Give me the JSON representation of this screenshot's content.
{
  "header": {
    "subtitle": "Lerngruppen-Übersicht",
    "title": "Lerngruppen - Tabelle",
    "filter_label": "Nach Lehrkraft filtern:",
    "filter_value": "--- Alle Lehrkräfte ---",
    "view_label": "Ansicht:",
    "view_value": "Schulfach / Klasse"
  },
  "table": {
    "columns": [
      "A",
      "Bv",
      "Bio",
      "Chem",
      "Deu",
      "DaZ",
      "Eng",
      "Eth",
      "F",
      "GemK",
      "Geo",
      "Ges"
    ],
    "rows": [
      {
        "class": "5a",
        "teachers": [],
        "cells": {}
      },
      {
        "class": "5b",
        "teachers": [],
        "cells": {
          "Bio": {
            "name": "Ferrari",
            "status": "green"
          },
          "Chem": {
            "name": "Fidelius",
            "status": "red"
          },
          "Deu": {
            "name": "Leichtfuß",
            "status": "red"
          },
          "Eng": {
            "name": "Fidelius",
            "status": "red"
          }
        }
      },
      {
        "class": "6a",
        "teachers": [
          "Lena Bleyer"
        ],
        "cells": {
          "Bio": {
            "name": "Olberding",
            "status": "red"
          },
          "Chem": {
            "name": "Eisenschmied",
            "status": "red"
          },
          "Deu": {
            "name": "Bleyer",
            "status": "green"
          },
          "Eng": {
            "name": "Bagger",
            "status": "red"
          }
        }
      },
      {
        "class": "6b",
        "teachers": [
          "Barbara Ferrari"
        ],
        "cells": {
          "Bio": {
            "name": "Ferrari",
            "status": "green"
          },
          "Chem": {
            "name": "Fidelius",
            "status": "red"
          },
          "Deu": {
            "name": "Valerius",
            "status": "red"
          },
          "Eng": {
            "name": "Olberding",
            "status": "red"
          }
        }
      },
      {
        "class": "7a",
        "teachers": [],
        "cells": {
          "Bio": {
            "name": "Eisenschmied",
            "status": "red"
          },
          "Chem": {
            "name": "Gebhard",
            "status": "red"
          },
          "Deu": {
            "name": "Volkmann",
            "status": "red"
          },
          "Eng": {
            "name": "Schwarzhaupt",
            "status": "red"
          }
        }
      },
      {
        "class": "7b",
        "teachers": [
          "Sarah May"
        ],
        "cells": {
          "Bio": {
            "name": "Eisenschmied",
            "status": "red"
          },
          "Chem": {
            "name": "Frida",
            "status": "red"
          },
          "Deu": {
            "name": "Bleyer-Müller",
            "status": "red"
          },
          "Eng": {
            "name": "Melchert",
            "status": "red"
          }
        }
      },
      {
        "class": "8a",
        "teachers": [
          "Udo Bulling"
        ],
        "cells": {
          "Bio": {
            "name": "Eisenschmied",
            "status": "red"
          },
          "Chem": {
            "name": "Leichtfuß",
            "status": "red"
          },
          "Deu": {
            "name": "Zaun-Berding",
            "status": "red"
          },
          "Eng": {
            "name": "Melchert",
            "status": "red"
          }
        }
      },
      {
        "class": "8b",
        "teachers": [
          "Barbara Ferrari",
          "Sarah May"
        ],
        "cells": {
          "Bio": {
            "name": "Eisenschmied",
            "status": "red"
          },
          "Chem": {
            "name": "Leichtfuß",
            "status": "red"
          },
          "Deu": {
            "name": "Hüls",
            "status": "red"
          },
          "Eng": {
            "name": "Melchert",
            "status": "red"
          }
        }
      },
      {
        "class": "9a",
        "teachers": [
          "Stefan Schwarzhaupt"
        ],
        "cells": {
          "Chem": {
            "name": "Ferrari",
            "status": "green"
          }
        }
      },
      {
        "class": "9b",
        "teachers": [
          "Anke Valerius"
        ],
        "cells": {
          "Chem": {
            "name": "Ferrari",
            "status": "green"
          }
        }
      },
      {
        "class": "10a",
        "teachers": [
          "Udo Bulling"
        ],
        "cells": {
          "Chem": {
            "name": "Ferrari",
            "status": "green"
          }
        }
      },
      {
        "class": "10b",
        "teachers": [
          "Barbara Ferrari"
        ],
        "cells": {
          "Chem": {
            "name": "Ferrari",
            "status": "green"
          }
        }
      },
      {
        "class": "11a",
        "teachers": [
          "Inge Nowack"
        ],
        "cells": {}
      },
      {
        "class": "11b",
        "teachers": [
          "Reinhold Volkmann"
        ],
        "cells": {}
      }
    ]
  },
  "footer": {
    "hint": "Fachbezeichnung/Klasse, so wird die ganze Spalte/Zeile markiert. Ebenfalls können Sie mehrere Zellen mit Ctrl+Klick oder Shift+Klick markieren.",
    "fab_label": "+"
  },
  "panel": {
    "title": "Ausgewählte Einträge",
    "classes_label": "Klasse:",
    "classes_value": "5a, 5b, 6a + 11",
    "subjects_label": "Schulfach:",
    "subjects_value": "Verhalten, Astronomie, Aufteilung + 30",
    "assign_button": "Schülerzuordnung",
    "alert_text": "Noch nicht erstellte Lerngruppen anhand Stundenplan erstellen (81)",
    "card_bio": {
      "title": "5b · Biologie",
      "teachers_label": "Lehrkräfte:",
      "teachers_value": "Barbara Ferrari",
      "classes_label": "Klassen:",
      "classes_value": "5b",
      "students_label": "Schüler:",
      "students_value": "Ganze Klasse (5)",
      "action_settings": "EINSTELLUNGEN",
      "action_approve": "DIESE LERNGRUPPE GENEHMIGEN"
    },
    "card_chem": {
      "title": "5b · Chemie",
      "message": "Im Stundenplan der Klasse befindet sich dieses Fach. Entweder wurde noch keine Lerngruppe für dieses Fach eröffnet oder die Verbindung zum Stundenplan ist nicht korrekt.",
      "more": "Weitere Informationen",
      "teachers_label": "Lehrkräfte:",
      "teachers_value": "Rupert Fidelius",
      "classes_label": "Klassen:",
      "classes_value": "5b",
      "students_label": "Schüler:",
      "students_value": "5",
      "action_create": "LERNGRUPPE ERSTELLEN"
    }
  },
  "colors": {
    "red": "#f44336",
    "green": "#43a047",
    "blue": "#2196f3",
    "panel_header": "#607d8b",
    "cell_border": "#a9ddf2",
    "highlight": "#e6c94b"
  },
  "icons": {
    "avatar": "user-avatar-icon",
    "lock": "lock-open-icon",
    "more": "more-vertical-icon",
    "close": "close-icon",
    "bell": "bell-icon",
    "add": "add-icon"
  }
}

= = = =

> **Given instruction**
Print the entries exactly. Include every one.

> **Result below**
Give me the JSON representation of this screenshot's content.
{
  "header": {
    "subtitle": "Lerngruppen-Übersicht",
    "title": "Lerngruppen - Tabelle",
    "filter_label": "Nach Lehrkraft filtern:",
    "filter_value": "--- Alle Lehrkräfte ---",
    "view_label": "Ansicht:",
    "view_value": "Schulfach / Klasse"
  },
  "table": {
    "columns": [
      "A",
      "Bv",
      "Bio",
      "Chem",
      "Deu",
      "DaZ",
      "Eng",
      "Eth",
      "F",
      "GemK",
      "Geo",
      "Ges"
    ],
    "rows": [
      {
        "class": "5a",
        "teachers": [],
        "cells": {}
      },
      {
        "class": "5b",
        "teachers": [],
        "cells": {
          "Bio": {
            "name": "Ferrari",
            "status": "green"
          },
          "Chem": {
            "name": "Fidelius",
            "status": "red"
          },
          "Deu": {
            "name": "Leichtfuß",
            "status": "red"
          },
          "Eng": {
            "name": "Fidelius",
            "status": "red"
          }
        }
      },
      {
        "class": "6a",
        "teachers": [
          "Lena Bleyer"
        ],
        "cells": {
          "Bio": {
            "name": "Olberding",
            "status": "red"
          },
          "Chem": {
            "name": "Eisenschmied",
            "status": "red"
          },
          "Deu": {
            "name": "Bleyer",
            "status": "green"
          },
          "Eng": {
            "name": "Bagger",
            "status": "red"
          }
        }
      },
      {
        "class": "6b",
        "teachers": [
          "Barbara Ferrari"
        ],
        "cells": {
          "Bio": {
            "name": "Ferrari",
            "status": "green"
          },
          "Chem": {
            "name": "Fidelius",
            "status": "red"
          },
          "Deu": {
            "name": "Valerius",
            "status": "red"
          },
          "Eng": {
            "name": "Olberding",
            "status": "red"
          }
        }
      },
      {
        "class": "7a",
        "teachers": [],
        "cells": {
          "Bio": {
            "name": "Eisenschmied",
            "status": "red"
          },
          "Chem": {
            "name": "Gebhard",
            "status": "red"
          },
          "Deu": {
            "name": "Volkmann",
            "status": "red"
          },
          "Eng": {
            "name": "Schwarzhaupt",
            "status": "red"
          }
        }
      },
      {
        "class": "7b",
        "teachers": [
          "Sarah May"
        ],
        "cells": {
          "Bio": {
            "name": "Eisenschmied",
            "status": "red"
          },
          "Chem": {
            "name": "Frida",
            "status": "red"
          },
          "Deu": {
            "name": "Bleyer-Müller",
            "status": "red"
          },
          "Eng": {
            "name": "Melchert",
            "status": "red"
          }
        }
      },
      {
        "class": "8a",
        "teachers": [
          "Udo Bulling"
        ],
        "cells": {
          "Bio": {
            "name": "Eisenschmied",
            "status": "red"
          },
          "Chem": {
            "name": "Leichtfuß",
            "status": "red"
          },
          "Deu": {
            "name": "Zaun-Berding",
            "status": "red"
          },
          "Eng": {
            "name": "Melchert",
            "status": "red"
          }
        }
      },
      {
        "class": "8b",
        "teachers": [
          "Barbara Ferrari",
          "Sarah May"
        ],
        "cells": {
          "Bio": {
            "name": "Eisenschmied",
            "status": "red"
          },
          "Chem": {
            "name": "Leichtfuß",
            "status": "red"
          },
          "Deu": {
            "name": "Hüls",
            "status": "red"
          },
          "Eng": {
            "name": "Melchert",
            "status": "red"
          }
        }
      },
      {
        "class": "9a",
        "teachers": [
          "Stefan Schwarzhaupt"
        ],
        "cells": {
          "Chem": {
            "name": "Ferrari",
            "status": "green"
          }
        }
      },
      {
        "class": "9b",
        "teachers": [
          "Anke Valerius"
        ],
        "cells": {
          "Chem": {
            "name": "Ferrari",
            "status": "green"
          }
        }
      },
      {
        "class": "10a",
        "teachers": [
          "Udo Bulling"
        ],
        "cells": {
          "Chem": {
            "name": "Ferrari",
            "status": "green"
          }
        }
      },
      {
        "class": "10b",
        "teachers": [
          "Barbara Ferrari"
        ],
        "cells": {
          "Chem": {
            "name": "Ferrari",
            "status": "green"
          }
        }
      },
      {
        "class": "11a",
        "teachers": [
          "Inge Nowack"
        ],
        "cells": {}
      },
      {
        "class": "11b",
        "teachers": [
          "Reinhold Volkmann"
        ],
        "cells": {}
      }
    ]
  },
  "footer": {
    "hint": "Fachbezeichnung/Klasse, so wird die ganze Spalte/Zeile markiert. Ebenfalls können Sie mehrere Zellen mit Ctrl+Klick oder Shift+Klick markieren.",
    "fab_label": "+"
  },
  "panel": {
    "title": "Ausgewählte Einträge",
    "classes_label": "Klasse:",
    "classes_value": "5a, 5b, 6a + 11",
    "subjects_label": "Schulfach:",
    "subjects_value": "Verhalten, Astronomie, Aufteilung + 30",
    "assign_button": "Schülerzuordnung",
    "alert_text": "Noch nicht erstellte Lerngruppen anhand Stundenplan erstellen (81)",
    "card_bio": {
      "title": "5b · Biologie",
      "teachers_label": "Lehrkräfte:",
      "teachers_value": "Barbara Ferrari",
      "classes_label": "Klassen:",
      "classes_value": "5b",
      "students_label": "Schüler:",
      "students_value": "Ganze Klasse (5)",
      "action_settings": "EINSTELLUNGEN",
      "action_approve": "DIESE LERNGRUPPE GENEHMIGEN"
    },
    "card_chem": {
      "title": "5b · Chemie",
      "message": "Im Stundenplan der Klasse befindet sich dieses Fach. Entweder wurde noch keine Lerngruppe für dieses Fach eröffnet oder die Verbindung zum Stundenplan ist nicht korrekt.",
      "more": "Weitere Informationen",
      "teachers_label": "Lehrkräfte:",
      "teachers_value": "Rupert Fidelius",
      "classes_label": "Klassen:",
      "classes_value": "5b",
      "students_label": "Schüler:",
      "students_value": "5",
      "action_create": "LERNGRUPPE ERSTELLEN"
    }
  },
  "colors": {
    "red": "#f44336",
    "green": "#43a047",
    "blue": "#2196f3",
    "panel_header": "#607d8b",
    "cell_border": "#a9ddf2",
    "highlight": "#e6c94b"
  },
  "icons": {
    "avatar": "user-avatar-icon",
    "lock": "lock-open-icon",
    "more": "more-vertical-icon",
    "close": "close-icon",
    "bell": "bell-icon",
    "add": "add-icon"
  }
}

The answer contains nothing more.